# What you will do:
Gather up the lines with the word "project" in them.

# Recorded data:
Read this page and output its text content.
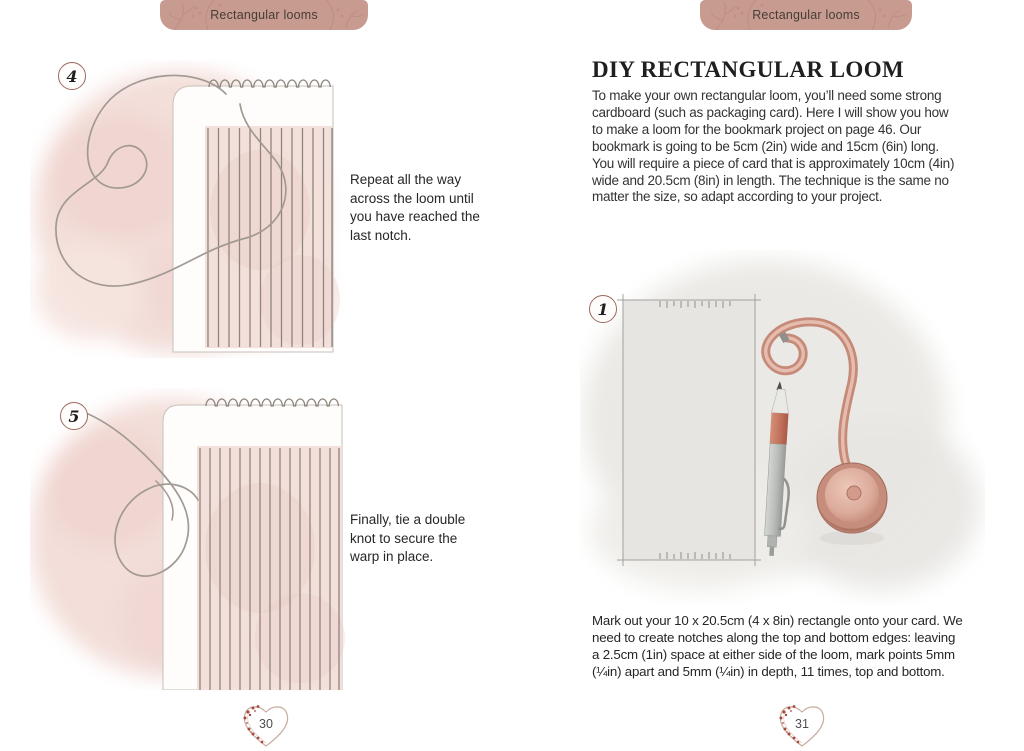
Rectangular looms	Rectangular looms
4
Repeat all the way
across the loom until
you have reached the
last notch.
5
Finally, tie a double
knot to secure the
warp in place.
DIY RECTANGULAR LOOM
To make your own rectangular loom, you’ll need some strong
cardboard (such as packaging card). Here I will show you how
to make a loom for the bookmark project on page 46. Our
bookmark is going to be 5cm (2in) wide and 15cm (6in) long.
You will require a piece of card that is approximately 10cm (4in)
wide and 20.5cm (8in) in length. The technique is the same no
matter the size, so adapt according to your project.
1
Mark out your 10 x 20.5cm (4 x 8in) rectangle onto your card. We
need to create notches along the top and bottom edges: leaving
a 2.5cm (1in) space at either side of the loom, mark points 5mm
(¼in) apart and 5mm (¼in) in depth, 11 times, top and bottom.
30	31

# Output:
to make a loom for the bookmark project on page 46. Our
matter the size, so adapt according to your project.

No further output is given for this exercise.